**Entries shown:**
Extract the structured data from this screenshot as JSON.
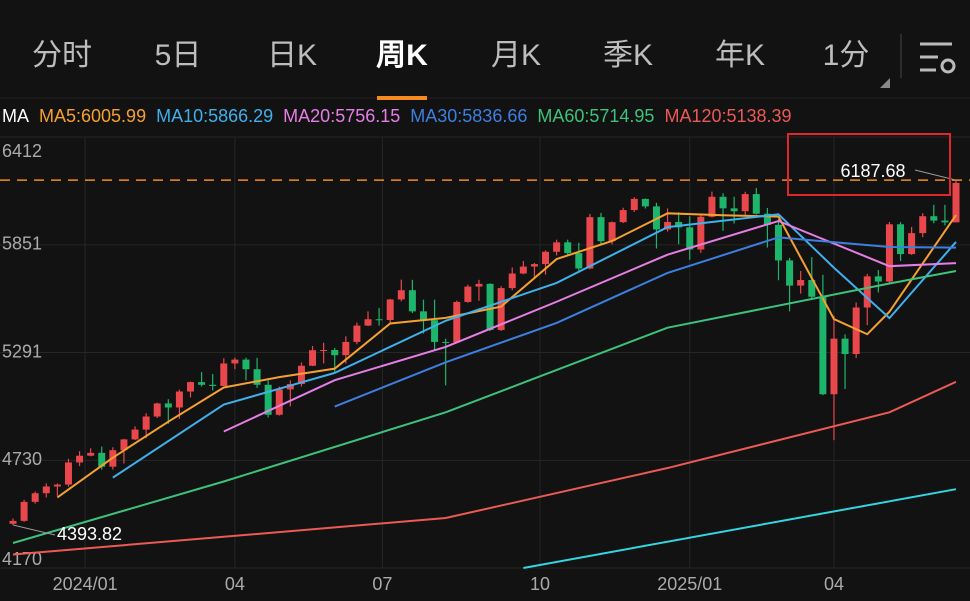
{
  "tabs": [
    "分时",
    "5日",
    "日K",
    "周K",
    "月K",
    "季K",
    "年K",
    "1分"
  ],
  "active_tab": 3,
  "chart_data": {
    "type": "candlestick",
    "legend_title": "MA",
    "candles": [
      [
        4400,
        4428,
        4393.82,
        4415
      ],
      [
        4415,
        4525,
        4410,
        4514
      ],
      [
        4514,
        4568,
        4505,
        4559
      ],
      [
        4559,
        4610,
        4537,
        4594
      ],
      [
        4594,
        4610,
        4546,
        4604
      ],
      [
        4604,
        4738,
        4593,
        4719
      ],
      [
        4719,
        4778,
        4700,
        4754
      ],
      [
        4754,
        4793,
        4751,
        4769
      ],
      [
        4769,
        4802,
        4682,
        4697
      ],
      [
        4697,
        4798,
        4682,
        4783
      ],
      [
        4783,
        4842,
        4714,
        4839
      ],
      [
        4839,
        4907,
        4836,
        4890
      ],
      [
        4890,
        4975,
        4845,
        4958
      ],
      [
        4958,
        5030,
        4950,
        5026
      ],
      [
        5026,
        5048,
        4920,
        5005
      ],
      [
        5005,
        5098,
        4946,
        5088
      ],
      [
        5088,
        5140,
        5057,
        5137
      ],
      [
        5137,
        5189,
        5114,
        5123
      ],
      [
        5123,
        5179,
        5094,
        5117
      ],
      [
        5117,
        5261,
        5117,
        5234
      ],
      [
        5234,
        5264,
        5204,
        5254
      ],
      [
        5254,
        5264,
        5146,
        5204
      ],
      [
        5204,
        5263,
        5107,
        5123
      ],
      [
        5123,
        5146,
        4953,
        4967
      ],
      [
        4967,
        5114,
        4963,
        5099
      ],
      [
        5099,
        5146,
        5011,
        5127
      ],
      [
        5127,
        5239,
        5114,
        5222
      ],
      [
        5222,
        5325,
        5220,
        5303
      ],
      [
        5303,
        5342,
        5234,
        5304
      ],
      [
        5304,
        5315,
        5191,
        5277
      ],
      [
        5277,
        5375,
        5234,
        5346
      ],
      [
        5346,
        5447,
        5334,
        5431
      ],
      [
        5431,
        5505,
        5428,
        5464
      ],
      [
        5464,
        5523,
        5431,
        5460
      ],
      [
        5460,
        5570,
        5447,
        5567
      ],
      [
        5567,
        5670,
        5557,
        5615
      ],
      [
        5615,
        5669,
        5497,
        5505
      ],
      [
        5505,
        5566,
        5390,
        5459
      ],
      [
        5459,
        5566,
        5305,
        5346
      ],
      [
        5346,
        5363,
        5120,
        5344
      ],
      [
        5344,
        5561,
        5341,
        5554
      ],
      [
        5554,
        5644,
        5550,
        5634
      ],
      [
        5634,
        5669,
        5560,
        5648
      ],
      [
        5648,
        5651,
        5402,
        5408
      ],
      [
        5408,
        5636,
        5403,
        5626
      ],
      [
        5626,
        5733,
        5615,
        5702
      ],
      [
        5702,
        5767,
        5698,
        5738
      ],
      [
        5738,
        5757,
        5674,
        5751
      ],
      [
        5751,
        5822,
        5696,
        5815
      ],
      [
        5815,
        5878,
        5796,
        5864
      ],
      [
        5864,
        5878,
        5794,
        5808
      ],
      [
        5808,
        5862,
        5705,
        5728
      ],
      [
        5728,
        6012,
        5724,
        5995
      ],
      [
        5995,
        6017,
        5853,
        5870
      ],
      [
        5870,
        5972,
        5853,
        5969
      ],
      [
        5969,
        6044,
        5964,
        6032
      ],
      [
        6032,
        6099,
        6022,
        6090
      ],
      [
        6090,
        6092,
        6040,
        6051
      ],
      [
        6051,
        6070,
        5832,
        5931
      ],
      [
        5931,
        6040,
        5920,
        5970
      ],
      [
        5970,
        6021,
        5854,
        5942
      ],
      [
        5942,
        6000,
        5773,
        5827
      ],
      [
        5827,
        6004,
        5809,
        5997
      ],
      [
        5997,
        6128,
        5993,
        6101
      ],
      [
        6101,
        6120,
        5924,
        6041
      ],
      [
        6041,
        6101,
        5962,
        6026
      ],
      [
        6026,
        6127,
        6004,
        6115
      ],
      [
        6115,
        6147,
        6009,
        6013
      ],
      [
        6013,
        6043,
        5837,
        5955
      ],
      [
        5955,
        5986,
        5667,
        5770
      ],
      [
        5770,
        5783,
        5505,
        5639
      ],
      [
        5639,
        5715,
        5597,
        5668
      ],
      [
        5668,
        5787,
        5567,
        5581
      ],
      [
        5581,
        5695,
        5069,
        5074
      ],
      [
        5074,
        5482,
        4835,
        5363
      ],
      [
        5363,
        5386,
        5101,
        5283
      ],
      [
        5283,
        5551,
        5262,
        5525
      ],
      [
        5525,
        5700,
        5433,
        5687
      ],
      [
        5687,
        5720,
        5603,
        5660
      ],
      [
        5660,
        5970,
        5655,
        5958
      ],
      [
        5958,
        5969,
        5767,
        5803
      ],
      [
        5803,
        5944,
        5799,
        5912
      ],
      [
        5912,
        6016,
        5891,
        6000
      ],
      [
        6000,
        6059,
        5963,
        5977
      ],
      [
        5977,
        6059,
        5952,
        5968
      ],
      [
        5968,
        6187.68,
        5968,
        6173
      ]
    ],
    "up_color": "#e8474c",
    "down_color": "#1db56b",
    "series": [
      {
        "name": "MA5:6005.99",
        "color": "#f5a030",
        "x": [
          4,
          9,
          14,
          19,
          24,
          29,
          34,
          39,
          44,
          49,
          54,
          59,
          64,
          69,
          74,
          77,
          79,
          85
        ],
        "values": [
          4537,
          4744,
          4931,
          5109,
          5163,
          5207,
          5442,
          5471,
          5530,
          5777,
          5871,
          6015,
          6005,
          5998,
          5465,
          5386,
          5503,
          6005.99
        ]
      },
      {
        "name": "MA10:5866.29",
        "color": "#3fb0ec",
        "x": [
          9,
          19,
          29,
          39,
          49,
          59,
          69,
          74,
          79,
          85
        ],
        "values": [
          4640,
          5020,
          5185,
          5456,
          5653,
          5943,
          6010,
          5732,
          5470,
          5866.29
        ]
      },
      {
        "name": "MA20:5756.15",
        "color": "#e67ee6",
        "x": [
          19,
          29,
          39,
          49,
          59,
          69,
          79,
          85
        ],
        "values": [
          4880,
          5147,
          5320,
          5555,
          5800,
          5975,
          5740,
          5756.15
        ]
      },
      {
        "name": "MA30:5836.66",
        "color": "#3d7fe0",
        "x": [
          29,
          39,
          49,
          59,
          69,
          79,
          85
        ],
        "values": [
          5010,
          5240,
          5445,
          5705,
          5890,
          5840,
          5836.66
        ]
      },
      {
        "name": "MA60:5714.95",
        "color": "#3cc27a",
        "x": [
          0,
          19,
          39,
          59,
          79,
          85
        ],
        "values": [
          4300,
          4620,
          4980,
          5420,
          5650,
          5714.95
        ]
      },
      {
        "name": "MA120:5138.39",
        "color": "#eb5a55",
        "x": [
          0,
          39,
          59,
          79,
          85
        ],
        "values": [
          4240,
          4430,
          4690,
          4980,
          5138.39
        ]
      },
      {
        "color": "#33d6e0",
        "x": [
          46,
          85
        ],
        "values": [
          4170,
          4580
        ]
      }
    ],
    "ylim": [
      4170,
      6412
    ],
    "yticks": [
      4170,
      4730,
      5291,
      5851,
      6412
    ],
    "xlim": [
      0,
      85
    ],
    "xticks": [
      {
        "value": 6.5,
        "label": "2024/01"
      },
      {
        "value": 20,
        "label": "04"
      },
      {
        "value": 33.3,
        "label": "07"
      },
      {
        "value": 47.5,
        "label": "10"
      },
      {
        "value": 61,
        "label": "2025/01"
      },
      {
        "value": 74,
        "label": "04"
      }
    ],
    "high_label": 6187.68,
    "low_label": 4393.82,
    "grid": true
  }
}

**The task:** Compute how many lines include the string "name", then give that number by itself.

**Result below:** 6